» **DATA LINES**:
»»

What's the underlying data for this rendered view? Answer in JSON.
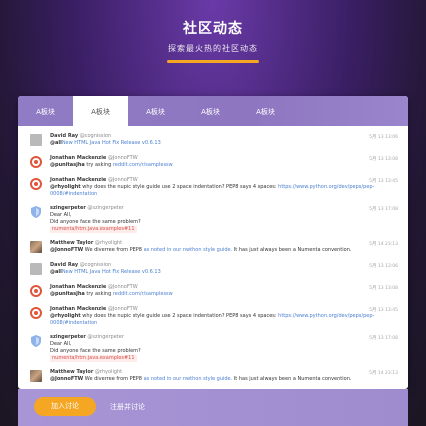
{
  "hero": {
    "title": "社区动态",
    "subtitle": "探索最火热的社区动态"
  },
  "tabs": [
    {
      "label": "A板块",
      "active": false
    },
    {
      "label": "A板块",
      "active": true
    },
    {
      "label": "A板块",
      "active": false
    },
    {
      "label": "A板块",
      "active": false
    },
    {
      "label": "A板块",
      "active": false
    }
  ],
  "feed": [
    {
      "avatar": "grey-avatar",
      "name": "David Ray",
      "handle": "@cognission",
      "time": "5月 13 13:06",
      "lines": [
        {
          "mention": "@all",
          "text": "",
          "link": "New HTML Java Hot Fix Release v0.6.13",
          "after": "",
          "code": ""
        }
      ]
    },
    {
      "avatar": "ring-avatar",
      "name": "Jonathan Mackenzie",
      "handle": "@JonnoFTW",
      "time": "5月 13 13:08",
      "lines": [
        {
          "mention": "@punitasjha",
          "text": " try asking ",
          "link": "reddit.com/r/samplessw",
          "after": "",
          "code": ""
        }
      ]
    },
    {
      "avatar": "ring-avatar",
      "name": "Jonathan Mackenzie",
      "handle": "@JonnoFTW",
      "time": "5月 13 13:45",
      "lines": [
        {
          "mention": "@rhyolight",
          "text": " why does the nupic style guide use 2 space indentation? PEP8 says 4 spaces: ",
          "link": "https://www.python.org/dev/peps/pep-0008/#indentation",
          "after": "",
          "code": ""
        }
      ]
    },
    {
      "avatar": "shield-avatar",
      "name": "szingerpeter",
      "handle": "@szingerpeter",
      "time": "5月 13 17:08",
      "lines": [
        {
          "mention": "",
          "text": "Dear All,",
          "link": "",
          "after": "",
          "code": ""
        },
        {
          "mention": "",
          "text": "Did anyone face the same problem?",
          "link": "",
          "after": "",
          "code": ""
        },
        {
          "mention": "",
          "text": "",
          "link": "",
          "after": "",
          "code": "numenta/htm.java.examples#11"
        }
      ]
    },
    {
      "avatar": "photo-avatar",
      "name": "Matthew Taylor",
      "handle": "@rhyolight",
      "time": "5月 14 23:13",
      "lines": [
        {
          "mention": "@JonnoFTW",
          "text": " We diverree from PEP8 ",
          "link": "as noted in our nwthon style guide.",
          "after": " It has just always been a Numenta convention.",
          "code": ""
        }
      ]
    },
    {
      "avatar": "grey-avatar",
      "name": "David Ray",
      "handle": "@cognission",
      "time": "5月 13 13:06",
      "lines": [
        {
          "mention": "@all",
          "text": "",
          "link": "New HTML Java Hot Fix Release v0.6.13",
          "after": "",
          "code": ""
        }
      ]
    },
    {
      "avatar": "ring-avatar",
      "name": "Jonathan Mackenzie",
      "handle": "@JonnoFTW",
      "time": "5月 13 13:08",
      "lines": [
        {
          "mention": "@punitasjha",
          "text": " try asking ",
          "link": "reddit.com/r/samplessw",
          "after": "",
          "code": ""
        }
      ]
    },
    {
      "avatar": "ring-avatar",
      "name": "Jonathan Mackenzie",
      "handle": "@JonnoFTW",
      "time": "5月 13 13:45",
      "lines": [
        {
          "mention": "@rhyolight",
          "text": " why does the nupic style guide use 2 space indentation? PEP8 says 4 spaces: ",
          "link": "https://www.python.org/dev/peps/pep-0008/#indentation",
          "after": "",
          "code": ""
        }
      ]
    },
    {
      "avatar": "shield-avatar",
      "name": "szingerpeter",
      "handle": "@szingerpeter",
      "time": "5月 13 17:08",
      "lines": [
        {
          "mention": "",
          "text": "Dear All,",
          "link": "",
          "after": "",
          "code": ""
        },
        {
          "mention": "",
          "text": "Did anyone face the same problem?",
          "link": "",
          "after": "",
          "code": ""
        },
        {
          "mention": "",
          "text": "",
          "link": "",
          "after": "",
          "code": "numenta/htm.java.examples#11"
        }
      ]
    },
    {
      "avatar": "photo-avatar",
      "name": "Matthew Taylor",
      "handle": "@rhyolight",
      "time": "5月 14 23:13",
      "lines": [
        {
          "mention": "@JonnoFTW",
          "text": " We diverree from PEP8 ",
          "link": "as noted in our nwthon style guide.",
          "after": " It has just always been a Numenta convention.",
          "code": ""
        }
      ]
    }
  ],
  "footer": {
    "join_label": "加入讨论",
    "register_label": "注册并讨论"
  },
  "colors": {
    "accent": "#f5a623",
    "tab_bar": "#8f7cc4",
    "link": "#4a7fd0",
    "code": "#d9534f"
  }
}
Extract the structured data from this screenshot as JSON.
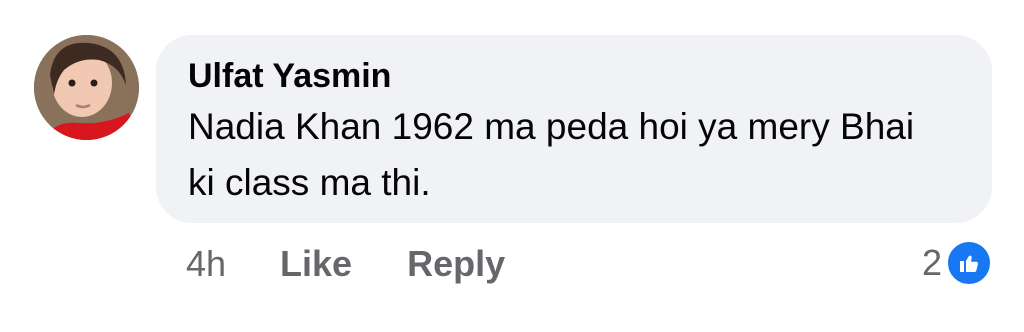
{
  "comment": {
    "author": "Ulfat Yasmin",
    "text": "Nadia Khan 1962 ma peda hoi ya mery Bhai ki class ma thi.",
    "timestamp": "4h",
    "like_label": "Like",
    "reply_label": "Reply",
    "reaction_count": "2",
    "reaction_icon": "thumbs-up-icon",
    "colors": {
      "bubble": "#f0f2f5",
      "like_badge": "#1877f2",
      "meta_text": "#65676b",
      "body_text": "#050505"
    }
  }
}
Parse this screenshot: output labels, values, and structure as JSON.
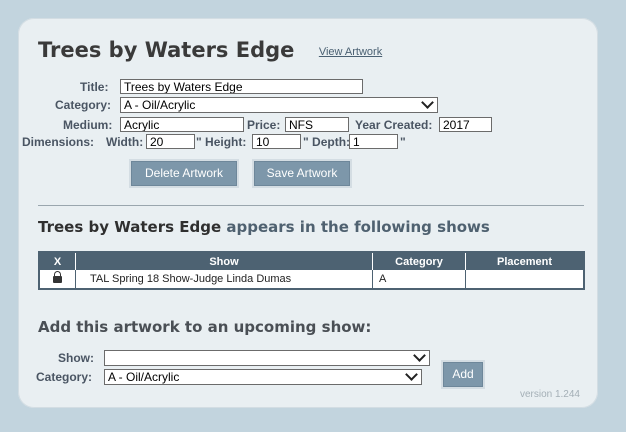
{
  "artwork": {
    "title": "Trees by Waters Edge",
    "view_link": "View Artwork"
  },
  "form": {
    "title_label": "Title:",
    "title_value": "Trees by Waters Edge",
    "category_label": "Category:",
    "category_value": "A - Oil/Acrylic",
    "medium_label": "Medium:",
    "medium_value": "Acrylic",
    "price_label": "Price:",
    "price_value": "NFS",
    "year_label": "Year Created:",
    "year_value": "2017",
    "dimensions_label": "Dimensions:",
    "width_label": "Width:",
    "width_value": "20",
    "height_label": "\" Height:",
    "height_value": "10",
    "depth_label": "\" Depth:",
    "depth_value": "1",
    "depth_suffix": "\""
  },
  "buttons": {
    "delete": "Delete Artwork",
    "save": "Save Artwork",
    "add": "Add"
  },
  "shows": {
    "heading_name": "Trees by Waters Edge",
    "heading_rest": " appears in the following shows",
    "columns": [
      "X",
      "Show",
      "Category",
      "Placement"
    ],
    "rows": [
      {
        "show": "TAL Spring 18 Show-Judge Linda Dumas",
        "category": "A",
        "placement": ""
      }
    ]
  },
  "add_section": {
    "heading": "Add this artwork to an upcoming show:",
    "show_label": "Show:",
    "show_value": "",
    "category_label": "Category:",
    "category_value": "A - Oil/Acrylic"
  },
  "version": "version 1.244"
}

««

» **WRITTEN TASK**:
Reproduce word for word the lines running from the line with "Parse this screenshot: output" through the end of the data, both included, and nothing else; leave out the pictures.

» **SOLUTION**:
Parse this screenshot: output labels, values, and structure as JSON.
{
  "artwork": {
    "title": "Trees by Waters Edge",
    "view_link": "View Artwork"
  },
  "form": {
    "title_label": "Title:",
    "title_value": "Trees by Waters Edge",
    "category_label": "Category:",
    "category_value": "A - Oil/Acrylic",
    "medium_label": "Medium:",
    "medium_value": "Acrylic",
    "price_label": "Price:",
    "price_value": "NFS",
    "year_label": "Year Created:",
    "year_value": "2017",
    "dimensions_label": "Dimensions:",
    "width_label": "Width:",
    "width_value": "20",
    "height_label": "\" Height:",
    "height_value": "10",
    "depth_label": "\" Depth:",
    "depth_value": "1",
    "depth_suffix": "\""
  },
  "buttons": {
    "delete": "Delete Artwork",
    "save": "Save Artwork",
    "add": "Add"
  },
  "shows": {
    "heading_name": "Trees by Waters Edge",
    "heading_rest": " appears in the following shows",
    "columns": [
      "X",
      "Show",
      "Category",
      "Placement"
    ],
    "rows": [
      {
        "show": "TAL Spring 18 Show-Judge Linda Dumas",
        "category": "A",
        "placement": ""
      }
    ]
  },
  "add_section": {
    "heading": "Add this artwork to an upcoming show:",
    "show_label": "Show:",
    "show_value": "",
    "category_label": "Category:",
    "category_value": "A - Oil/Acrylic"
  },
  "version": "version 1.244"
}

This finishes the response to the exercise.